=== ARBEITSANWEISUNGEN ===
1 > Wie alt ist Meinolf Schlotmann laut dem Text über seine Auslandseinsätze?
2 > Übertragen Sie aus dem Text über Meinolf Schlotmanns Auslandseinsätze den Abschnitt von „Schlotmann hat schnell“ bis „des Letmather TV.“ Wort für Wort.
3 > Führen Sie den Text über Meinolf Schlotmanns Auslandseinsätze im Anschluss an seinen letzten Satz weiter.

=== AUSGEWÄHLTER TEXT ===
—————

Auf die Frage, wie ihn die Einsätze persönlich veränderten und was sie ihm gezeigt haben, konnte Meinolf Schlotmann im Laufe des Gespräches viele Antworten geben.

Die offensichtlichste und stärkste Erfahrung, die er gemacht hat, ist, dass "wir in unserer Gesellschaft im Überfluss leben". Eines der anschaulichsten Beispiele ist ein einfacher Spaziergang im Regen. "In Deutschland wird man schief angeguckt, wenn man es genießt, langsam durch den strömenden Regen zu gehen. Im Sudan, einer Region, in der oftmals Temperaturen von 40 bis 50 Grad herrschen und es auch mal mehrere Monate lang gar nicht regnen kann, freuen sich die Menschen darüber, dass es endlich wieder regnet und die lange Trockenzeit ein Ende hat", erzählt Schlotmann.

„Kinder im Sand sitzen zu sehen, wie sie mit kaputten Autoreifen spielen, öffnet einem die Augen. Wir klagen auf einem hohen Niveau“, sagt der 51-Jährige. Die deutschen Polizisten nehmen sehr oft auch altes, nicht gebrauchtes Spielzeug von Zuhause mit in die Länder ihrer Auslandseinsätze, um einem Kind eine Freude machen zu können. „Es sind die Kleinigkeiten, die einen in solch einem Einsatz glücklich machen“, meint der verheiratete Familienvater.

Man rettet nicht die Welt“

Deutsche Polizisten, die ins Ausland gehen, sind heutzutage nicht mehr unüblich. Junge Polizisten gehen oft mit der Hoffnung in ihren Einsatz, etwas Großes zu bewirken – und das tun sie auch. Aber nicht alleine. Es ist nicht ein einzelner Polizist, der große Veränderung im Ausland schafft, sondern das Team.

Schlotmann hat schnell gelernt, dass er nur ein Puzzleteil des Ganzen ist und mit der Erfüllung seiner Aufgaben genug bewirkt. „Man muss akzeptieren, dass man nicht die Welt rettet und jedem Menschen, den man sieht, einzeln helfen kann. Wenn man seine Aufgaben erfüllt, kann und sollte man zufrieden sein.“, ist die Meinung des Vorsitzenden der Handballer des Letmather TV.

„Stechen im Nebel“

Familienleben und Langzeiteinsätze in gefährlichen Gebieten sind eine schwere und eventuell auch undankbare Zusammenstellung. Aber es ist möglich. Die Kommunikation in die Heima ist oft schwer. Die Krisengebiete haben oft ein sehr schlechtes Mobilfunknetz. Schlotmann und seine Familie kommunizieren daher nach dem Prinzip: „No news is good news“.

—————

=== GEGEBENE DATEN ===
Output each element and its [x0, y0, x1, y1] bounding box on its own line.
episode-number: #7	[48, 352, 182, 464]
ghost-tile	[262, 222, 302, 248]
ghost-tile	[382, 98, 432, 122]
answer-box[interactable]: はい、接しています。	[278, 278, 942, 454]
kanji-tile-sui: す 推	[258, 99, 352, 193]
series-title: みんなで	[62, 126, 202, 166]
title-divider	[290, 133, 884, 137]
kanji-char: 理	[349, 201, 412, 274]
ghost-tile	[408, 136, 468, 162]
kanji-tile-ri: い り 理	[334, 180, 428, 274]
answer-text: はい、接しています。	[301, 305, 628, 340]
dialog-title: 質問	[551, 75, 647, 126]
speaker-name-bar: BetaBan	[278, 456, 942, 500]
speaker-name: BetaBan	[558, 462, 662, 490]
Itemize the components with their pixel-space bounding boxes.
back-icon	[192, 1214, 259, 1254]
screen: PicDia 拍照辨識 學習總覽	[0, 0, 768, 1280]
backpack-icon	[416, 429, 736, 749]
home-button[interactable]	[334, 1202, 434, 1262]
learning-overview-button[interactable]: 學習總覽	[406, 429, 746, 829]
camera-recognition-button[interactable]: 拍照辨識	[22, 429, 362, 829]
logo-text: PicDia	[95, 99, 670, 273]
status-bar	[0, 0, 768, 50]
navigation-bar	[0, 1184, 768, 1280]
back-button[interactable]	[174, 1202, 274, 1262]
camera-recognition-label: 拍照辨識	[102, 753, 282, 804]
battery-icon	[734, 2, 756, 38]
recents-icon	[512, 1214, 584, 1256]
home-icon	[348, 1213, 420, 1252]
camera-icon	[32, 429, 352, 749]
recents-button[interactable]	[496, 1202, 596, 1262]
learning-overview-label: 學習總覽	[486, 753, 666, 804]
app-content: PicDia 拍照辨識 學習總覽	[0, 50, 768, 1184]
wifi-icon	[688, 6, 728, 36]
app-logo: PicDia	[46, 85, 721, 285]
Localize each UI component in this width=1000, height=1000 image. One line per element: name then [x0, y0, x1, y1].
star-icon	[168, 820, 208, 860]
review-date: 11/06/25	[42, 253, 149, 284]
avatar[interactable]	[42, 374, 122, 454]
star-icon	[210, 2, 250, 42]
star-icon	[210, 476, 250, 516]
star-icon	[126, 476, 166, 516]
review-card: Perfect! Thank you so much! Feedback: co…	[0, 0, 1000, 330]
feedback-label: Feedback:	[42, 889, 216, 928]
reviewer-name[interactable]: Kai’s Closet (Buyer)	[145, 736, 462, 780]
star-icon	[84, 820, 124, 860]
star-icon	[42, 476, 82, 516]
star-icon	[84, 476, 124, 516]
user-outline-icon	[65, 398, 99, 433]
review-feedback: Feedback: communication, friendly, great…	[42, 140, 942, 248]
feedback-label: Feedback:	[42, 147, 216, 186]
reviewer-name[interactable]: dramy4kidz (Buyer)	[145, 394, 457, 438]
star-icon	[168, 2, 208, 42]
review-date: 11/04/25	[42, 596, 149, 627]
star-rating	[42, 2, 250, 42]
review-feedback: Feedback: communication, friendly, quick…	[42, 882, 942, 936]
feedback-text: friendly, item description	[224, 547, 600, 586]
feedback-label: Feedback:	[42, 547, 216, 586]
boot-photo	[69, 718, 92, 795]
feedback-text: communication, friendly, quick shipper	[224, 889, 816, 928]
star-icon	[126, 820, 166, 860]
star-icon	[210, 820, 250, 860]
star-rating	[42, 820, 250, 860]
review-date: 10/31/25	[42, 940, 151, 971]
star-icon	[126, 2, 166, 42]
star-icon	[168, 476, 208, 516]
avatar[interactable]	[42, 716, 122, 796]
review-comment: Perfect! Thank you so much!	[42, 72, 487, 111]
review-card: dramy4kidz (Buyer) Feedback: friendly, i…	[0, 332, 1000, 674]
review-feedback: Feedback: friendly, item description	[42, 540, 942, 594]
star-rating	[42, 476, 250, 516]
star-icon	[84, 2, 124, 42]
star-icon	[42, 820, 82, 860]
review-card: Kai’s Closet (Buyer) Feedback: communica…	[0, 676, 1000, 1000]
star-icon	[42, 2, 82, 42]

—————

=== LÖSUNGEN ===
1 > Er ist 51 Jahre alt.

2 >
Schlotmann hat schnell gelernt, dass er nur ein Puzzleteil des Ganzen ist und mit der Erfüllung seiner Aufgaben genug bewirkt. „Man muss akzeptieren, dass man nicht die Welt rettet und jedem Menschen, den man sieht, einzeln helfen kann. Wenn man seine Aufgaben erfüllt, kann und sollte man zufrieden sein.“, ist die Meinung des Vorsitzenden der Handballer des Letmather TV.

3 >
Gerade nach Anschlägen oder Katastrophen in den Einsatzgebieten ist es nicht immer direkt möglich, der Familie Bescheid zu geben, dass einem nichts passiert ist. Kein Kontakt ist daher kein schlechtes Zeichen, zumal bei etwaigen Zwischenfällen etwaige Informationen natürlich auch über offizielle Kanäle laufen würden. Nach so vielen Einsätzen ist dies aber für Meinolf Schlotmann und seine Familie zur Routine geworden.

Geht es nochmal ins Ausland?

Auch wenn er gerne im Ausland ist, möchte Schlotmann nicht zum Weltenbummler werden. „Dafür bin ich auch viel zu gern zuhause“, sagte der Polizeioberrat. Dort hat er seine Familie und seine Freunde. Diese sind der Fixpunkt, der ihm Halt gibt. Da er im November vergangenen Jahres erst aus Mali zurückgekommen ist, bleibt ihm nun erstmal eine längere Pause in der Heimat. Durch die mehr als viereinhalb Jahre im Ausland hat Meinolf Schlotmann viel Erfahrung gesammelt, sodass Anfragen für weitere Auslandseinsätze wahrscheinlich sind. Einen weiteren würde er wahrscheinlich auch nicht ablehnen.

In Deutschland will er seinen „alten“ Job weitermachen und hat nicht geplant, irgendetwas zu verändern. Mit festen Aussagen war er aber immer vorsichtig, denn man weiß nie was in der Zukunft passieren kann.

Ein bestimmtes Erlebnis, das sich bei Meinolf Schlotmann festgesetzt hat gibt es nicht: „Jeder Einsatz hatte seine Highlights, in jedem Einsatz hatte ich andere Aufgaben, war in einer anderen Region und hatte andere Leute um mich.“ Er erinnert sich lieber an seine Erfahrungen und Erkenntnisse, die er durch seine Einsätze erlangt hat sowie die Bekanntschaften und Freundschaften, teilweise auch international, die durch die enge Zusammenarbeit mit den vielen Menschen entstanden sind.